Figure record listings
━━━━━━
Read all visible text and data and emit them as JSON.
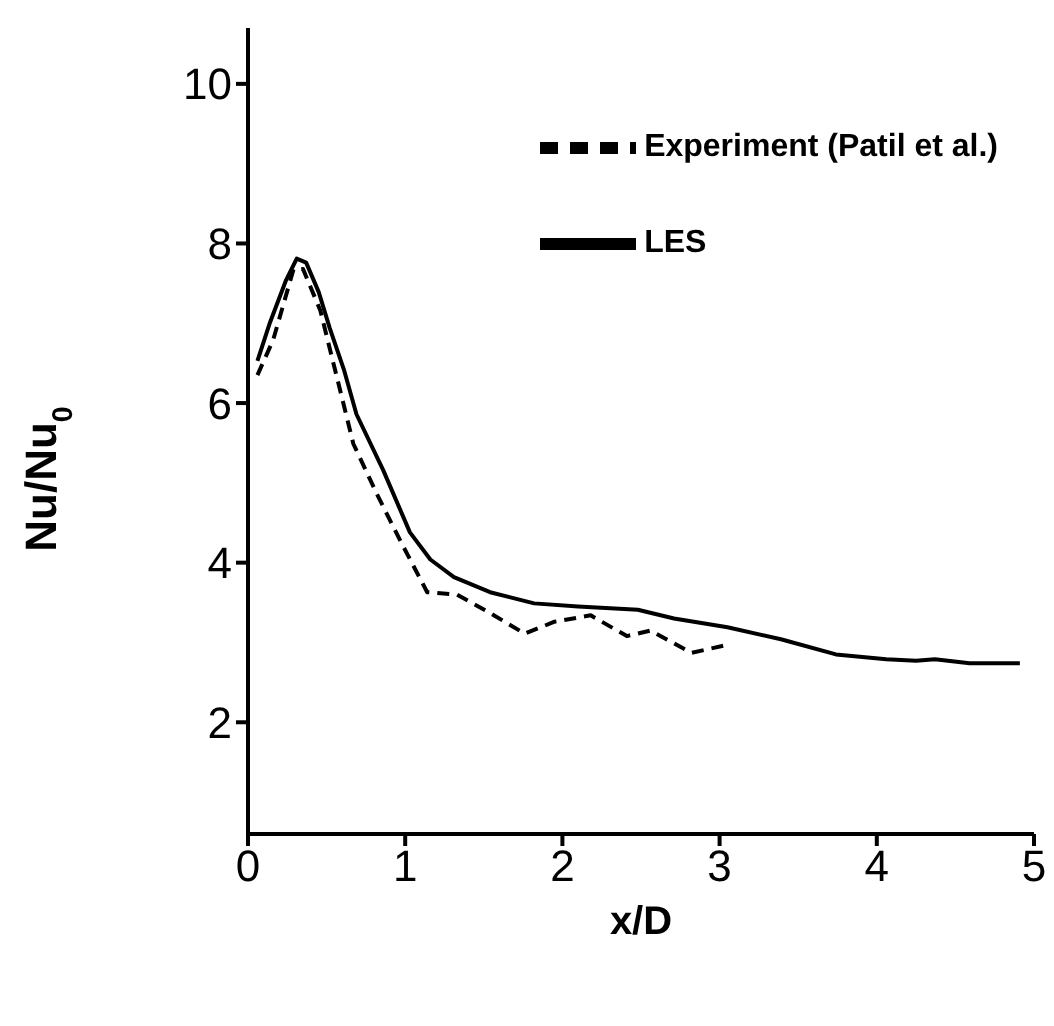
{
  "chart_data": {
    "type": "line",
    "xlabel": "x/D",
    "ylabel": "Nu/Nu$_{0}$",
    "xlim": [
      0,
      5
    ],
    "xticks": [
      0,
      1,
      2,
      3,
      4,
      5
    ],
    "ylim": [
      0.6,
      10.7
    ],
    "yticks": [
      2,
      4,
      6,
      8,
      10
    ],
    "legend": "top right",
    "marker": "none",
    "series": [
      {
        "name": "Experiment (Patil et al.)",
        "color": "#000000",
        "line_style": "dashed",
        "x": [
          0.06,
          0.16,
          0.29,
          0.35,
          0.46,
          0.6,
          0.67,
          0.82,
          0.97,
          1.14,
          1.33,
          1.54,
          1.76,
          1.95,
          2.18,
          2.41,
          2.56,
          2.82,
          3.05
        ],
        "values": [
          6.35,
          6.79,
          7.68,
          7.68,
          7.16,
          6.05,
          5.49,
          4.86,
          4.27,
          3.63,
          3.6,
          3.37,
          3.11,
          3.26,
          3.34,
          3.08,
          3.15,
          2.87,
          2.97
        ]
      },
      {
        "name": "LES",
        "color": "#000000",
        "line_style": "solid",
        "x": [
          0.06,
          0.14,
          0.24,
          0.31,
          0.37,
          0.45,
          0.52,
          0.61,
          0.69,
          0.86,
          1.03,
          1.16,
          1.31,
          1.54,
          1.82,
          2.1,
          2.48,
          2.71,
          3.05,
          3.39,
          3.74,
          4.06,
          4.25,
          4.37,
          4.59,
          4.91
        ],
        "values": [
          6.53,
          7.01,
          7.53,
          7.81,
          7.76,
          7.39,
          6.94,
          6.42,
          5.86,
          5.16,
          4.38,
          4.04,
          3.82,
          3.63,
          3.49,
          3.45,
          3.41,
          3.3,
          3.19,
          3.04,
          2.85,
          2.79,
          2.77,
          2.79,
          2.74,
          2.74
        ]
      }
    ]
  }
}
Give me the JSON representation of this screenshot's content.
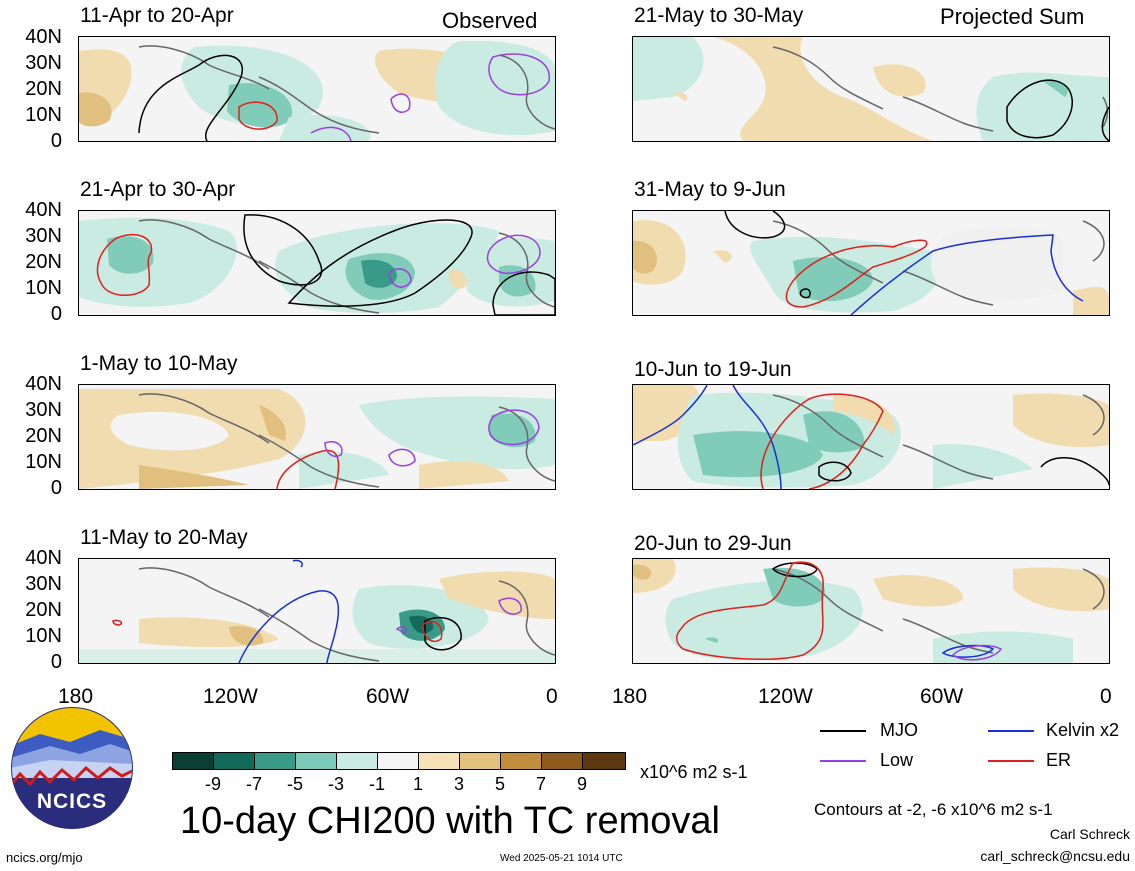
{
  "header": {
    "observed_label": "Observed",
    "projected_label": "Projected Sum"
  },
  "panels": {
    "left": [
      {
        "period": "11-Apr to 20-Apr"
      },
      {
        "period": "21-Apr to 30-Apr"
      },
      {
        "period": "1-May to 10-May"
      },
      {
        "period": "11-May to 20-May"
      }
    ],
    "right": [
      {
        "period": "21-May to 30-May"
      },
      {
        "period": "31-May to 9-Jun"
      },
      {
        "period": "10-Jun to 19-Jun"
      },
      {
        "period": "20-Jun to 29-Jun"
      }
    ]
  },
  "axes": {
    "y_ticks": [
      "40N",
      "30N",
      "20N",
      "10N",
      "0"
    ],
    "x_ticks": [
      "180",
      "120W",
      "60W",
      "0"
    ]
  },
  "colorbar": {
    "tick_labels": [
      "-9",
      "-7",
      "-5",
      "-3",
      "-1",
      "1",
      "3",
      "5",
      "7",
      "9"
    ],
    "colors": [
      "#0b3f34",
      "#146a5a",
      "#3a9a88",
      "#7ccbb8",
      "#c9ebe1",
      "#f5f5f5",
      "#f5e2b8",
      "#e3c27d",
      "#c28e3e",
      "#8f5a1e",
      "#5e3810"
    ],
    "units": "x10^6 m2 s-1"
  },
  "legend": {
    "items": [
      {
        "label": "MJO",
        "color": "#000000"
      },
      {
        "label": "Kelvin x2",
        "color": "#1a2fd6"
      },
      {
        "label": "Low",
        "color": "#9a3fe0"
      },
      {
        "label": "ER",
        "color": "#e0201c"
      }
    ],
    "contour_note": "Contours at -2, -6 x10^6 m2 s-1"
  },
  "footer": {
    "main_title": "10-day CHI200 with TC removal",
    "logo_text": "NCICS",
    "website": "ncics.org/mjo",
    "timestamp": "Wed 2025-05-21 1014 UTC",
    "author": "Carl Schreck",
    "email": "carl_schreck@ncsu.edu"
  }
}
━━━━━━
> Your instructions: Reproduce the entries exactly. Do not carry over any picture.

> Solution for this problem:
Read all visible text and data and emit them as JSON.
{
  "chart_data": {
    "type": "line",
    "xlabel": "x/D",
    "ylabel": "Nu/Nu$_{0}$",
    "xlim": [
      0,
      5
    ],
    "xticks": [
      0,
      1,
      2,
      3,
      4,
      5
    ],
    "ylim": [
      0.6,
      10.7
    ],
    "yticks": [
      2,
      4,
      6,
      8,
      10
    ],
    "legend": "top right",
    "marker": "none",
    "series": [
      {
        "name": "Experiment (Patil et al.)",
        "color": "#000000",
        "line_style": "dashed",
        "x": [
          0.06,
          0.16,
          0.29,
          0.35,
          0.46,
          0.6,
          0.67,
          0.82,
          0.97,
          1.14,
          1.33,
          1.54,
          1.76,
          1.95,
          2.18,
          2.41,
          2.56,
          2.82,
          3.05
        ],
        "values": [
          6.35,
          6.79,
          7.68,
          7.68,
          7.16,
          6.05,
          5.49,
          4.86,
          4.27,
          3.63,
          3.6,
          3.37,
          3.11,
          3.26,
          3.34,
          3.08,
          3.15,
          2.87,
          2.97
        ]
      },
      {
        "name": "LES",
        "color": "#000000",
        "line_style": "solid",
        "x": [
          0.06,
          0.14,
          0.24,
          0.31,
          0.37,
          0.45,
          0.52,
          0.61,
          0.69,
          0.86,
          1.03,
          1.16,
          1.31,
          1.54,
          1.82,
          2.1,
          2.48,
          2.71,
          3.05,
          3.39,
          3.74,
          4.06,
          4.25,
          4.37,
          4.59,
          4.91
        ],
        "values": [
          6.53,
          7.01,
          7.53,
          7.81,
          7.76,
          7.39,
          6.94,
          6.42,
          5.86,
          5.16,
          4.38,
          4.04,
          3.82,
          3.63,
          3.49,
          3.45,
          3.41,
          3.3,
          3.19,
          3.04,
          2.85,
          2.79,
          2.77,
          2.79,
          2.74,
          2.74
        ]
      }
    ]
  }
}
Give me the JSON representation of this screenshot's content.
{
  "header": {
    "observed_label": "Observed",
    "projected_label": "Projected Sum"
  },
  "panels": {
    "left": [
      {
        "period": "11-Apr to 20-Apr"
      },
      {
        "period": "21-Apr to 30-Apr"
      },
      {
        "period": "1-May to 10-May"
      },
      {
        "period": "11-May to 20-May"
      }
    ],
    "right": [
      {
        "period": "21-May to 30-May"
      },
      {
        "period": "31-May to 9-Jun"
      },
      {
        "period": "10-Jun to 19-Jun"
      },
      {
        "period": "20-Jun to 29-Jun"
      }
    ]
  },
  "axes": {
    "y_ticks": [
      "40N",
      "30N",
      "20N",
      "10N",
      "0"
    ],
    "x_ticks": [
      "180",
      "120W",
      "60W",
      "0"
    ]
  },
  "colorbar": {
    "tick_labels": [
      "-9",
      "-7",
      "-5",
      "-3",
      "-1",
      "1",
      "3",
      "5",
      "7",
      "9"
    ],
    "colors": [
      "#0b3f34",
      "#146a5a",
      "#3a9a88",
      "#7ccbb8",
      "#c9ebe1",
      "#f5f5f5",
      "#f5e2b8",
      "#e3c27d",
      "#c28e3e",
      "#8f5a1e",
      "#5e3810"
    ],
    "units": "x10^6 m2 s-1"
  },
  "legend": {
    "items": [
      {
        "label": "MJO",
        "color": "#000000"
      },
      {
        "label": "Kelvin x2",
        "color": "#1a2fd6"
      },
      {
        "label": "Low",
        "color": "#9a3fe0"
      },
      {
        "label": "ER",
        "color": "#e0201c"
      }
    ],
    "contour_note": "Contours at -2, -6 x10^6 m2 s-1"
  },
  "footer": {
    "main_title": "10-day CHI200 with TC removal",
    "logo_text": "NCICS",
    "website": "ncics.org/mjo",
    "timestamp": "Wed 2025-05-21 1014 UTC",
    "author": "Carl Schreck",
    "email": "carl_schreck@ncsu.edu"
  }
}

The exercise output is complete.